[Goal of the exercise] Every line that includes the word "KELANTAN" is to be listed.

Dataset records
========================================================================
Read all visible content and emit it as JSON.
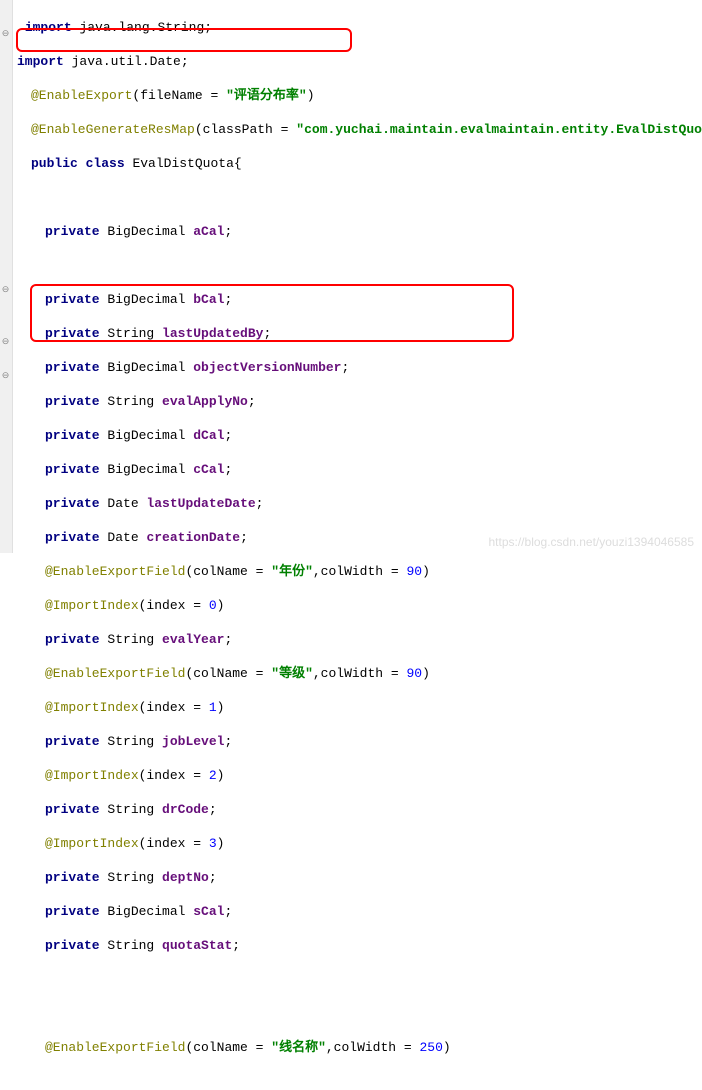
{
  "imports": [
    "import java.lang.String;",
    "import java.util.Date;"
  ],
  "ann_enable_export": {
    "name": "@EnableExport",
    "attr": "fileName",
    "value": "\"评语分布率\""
  },
  "ann_enable_gen": {
    "name": "@EnableGenerateResMap",
    "attr": "classPath",
    "value": "\"com.yuchai.maintain.evalmaintain.entity.EvalDistQuo"
  },
  "class_decl": {
    "kw1": "public",
    "kw2": "class",
    "name": "EvalDistQuota{"
  },
  "fields_top": [
    {
      "mod": "private",
      "type": "BigDecimal",
      "name": "aCal"
    }
  ],
  "fields_block1": [
    {
      "mod": "private",
      "type": "BigDecimal",
      "name": "bCal"
    },
    {
      "mod": "private",
      "type": "String",
      "name": "lastUpdatedBy"
    },
    {
      "mod": "private",
      "type": "BigDecimal",
      "name": "objectVersionNumber"
    },
    {
      "mod": "private",
      "type": "String",
      "name": "evalApplyNo"
    },
    {
      "mod": "private",
      "type": "BigDecimal",
      "name": "dCal"
    },
    {
      "mod": "private",
      "type": "BigDecimal",
      "name": "cCal"
    },
    {
      "mod": "private",
      "type": "Date",
      "name": "lastUpdateDate"
    },
    {
      "mod": "private",
      "type": "Date",
      "name": "creationDate"
    }
  ],
  "exp1": {
    "name": "@EnableExportField",
    "col": "\"年份\"",
    "width": "90"
  },
  "imp1": {
    "name": "@ImportIndex",
    "idx": "0"
  },
  "evalYear": {
    "mod": "private",
    "type": "String",
    "name": "evalYear"
  },
  "exp2": {
    "name": "@EnableExportField",
    "col": "\"等级\"",
    "width": "90"
  },
  "imp2": {
    "name": "@ImportIndex",
    "idx": "1"
  },
  "jobLevel": {
    "mod": "private",
    "type": "String",
    "name": "jobLevel"
  },
  "imp3": {
    "name": "@ImportIndex",
    "idx": "2"
  },
  "drCode": {
    "mod": "private",
    "type": "String",
    "name": "drCode"
  },
  "imp4": {
    "name": "@ImportIndex",
    "idx": "3"
  },
  "deptNo": {
    "mod": "private",
    "type": "String",
    "name": "deptNo"
  },
  "sCal": {
    "mod": "private",
    "type": "BigDecimal",
    "name": "sCal"
  },
  "quotaStat": {
    "mod": "private",
    "type": "String",
    "name": "quotaStat"
  },
  "exp3": {
    "name": "@EnableExportField",
    "col": "\"线名称\"",
    "width": "250"
  },
  "watermark": "https://blog.csdn.net/youzi1394046585"
}
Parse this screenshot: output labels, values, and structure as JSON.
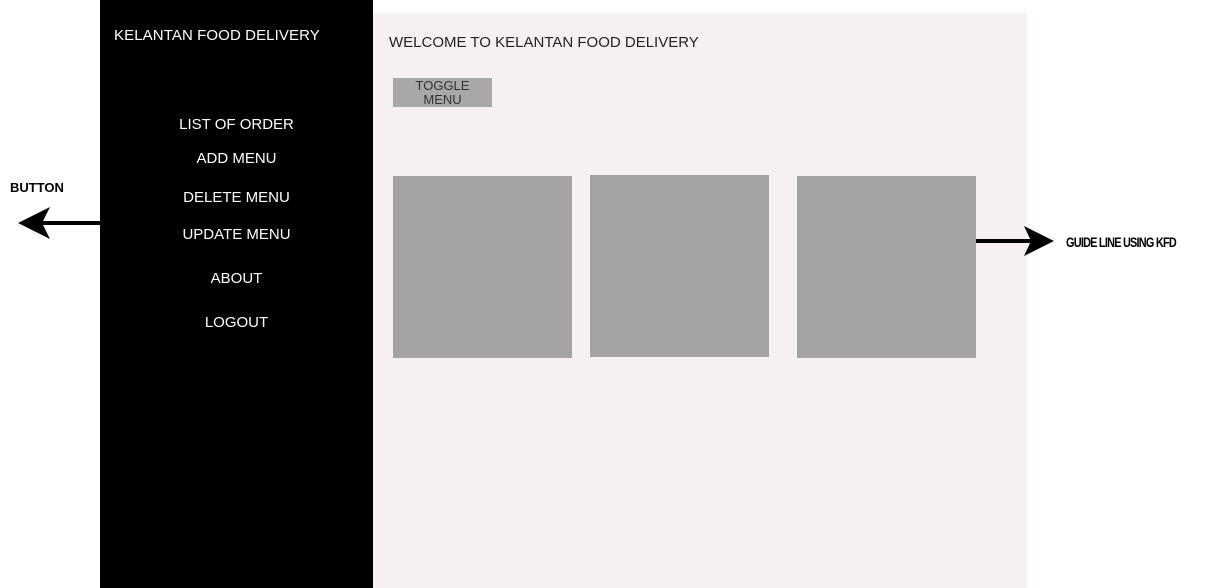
{
  "sidebar": {
    "brand": "KELANTAN FOOD DELIVERY",
    "items": [
      {
        "label": "LIST OF ORDER"
      },
      {
        "label": "ADD MENU"
      },
      {
        "label": "DELETE MENU"
      },
      {
        "label": "UPDATE MENU"
      },
      {
        "label": "ABOUT"
      },
      {
        "label": "LOGOUT"
      }
    ]
  },
  "main": {
    "welcome": "WELCOME TO KELANTAN FOOD DELIVERY",
    "toggle_line1": "TOGGLE",
    "toggle_line2": "MENU",
    "card_color": "#a3a3a3"
  },
  "annotations": {
    "left_label": "BUTTON",
    "right_label": "GUIDE LINE USING KFD"
  },
  "colors": {
    "sidebar_bg": "#000000",
    "main_bg": "#f7f0f0",
    "toggle_bg": "#a8a8a8"
  }
}
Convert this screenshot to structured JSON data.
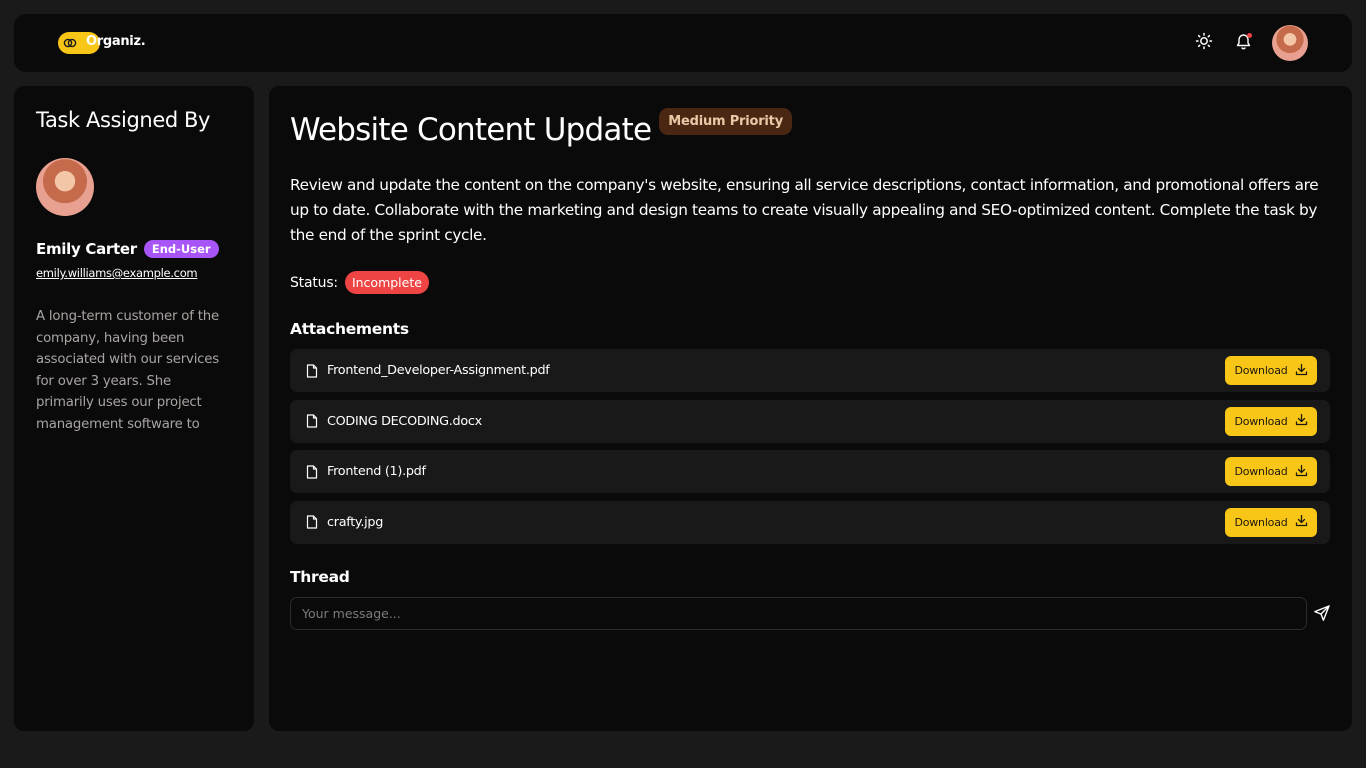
{
  "app": {
    "logo_text": "Organiz.",
    "brand_color": "#f8c617"
  },
  "header": {
    "icons": [
      "sun-icon",
      "bell-icon"
    ],
    "notification_dot_color": "#ef4444"
  },
  "sidebar": {
    "title": "Task Assigned By",
    "user": {
      "name": "Emily Carter",
      "role": "End-User",
      "email": "emily.williams@example.com",
      "description": "A long-term customer of the company, having been associated with our services for over 3 years. She primarily uses our project management software to manage her tea..."
    },
    "role_badge_color": "#a855f7"
  },
  "task": {
    "title": "Website Content Update",
    "priority": "Medium Priority",
    "description": "Review and update the content on the company's website, ensuring all service descriptions, contact information, and promotional offers are up to date. Collaborate with the marketing and design teams to create visually appealing and SEO-optimized content. Complete the task by the end of the sprint cycle.",
    "status_label": "Status:",
    "status": "Incomplete",
    "status_color": "#ef4444"
  },
  "attachments": {
    "heading": "Attachements",
    "download_label": "Download",
    "files": [
      {
        "name": "Frontend_Developer-Assignment.pdf"
      },
      {
        "name": "CODING DECODING.docx"
      },
      {
        "name": "Frontend (1).pdf"
      },
      {
        "name": "crafty.jpg"
      }
    ]
  },
  "thread": {
    "heading": "Thread",
    "placeholder": "Your message..."
  }
}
========================================================================
[Completed task]
    "brand": "KELANTAN FOOD DELIVERY",
    "welcome": "WELCOME TO KELANTAN FOOD DELIVERY",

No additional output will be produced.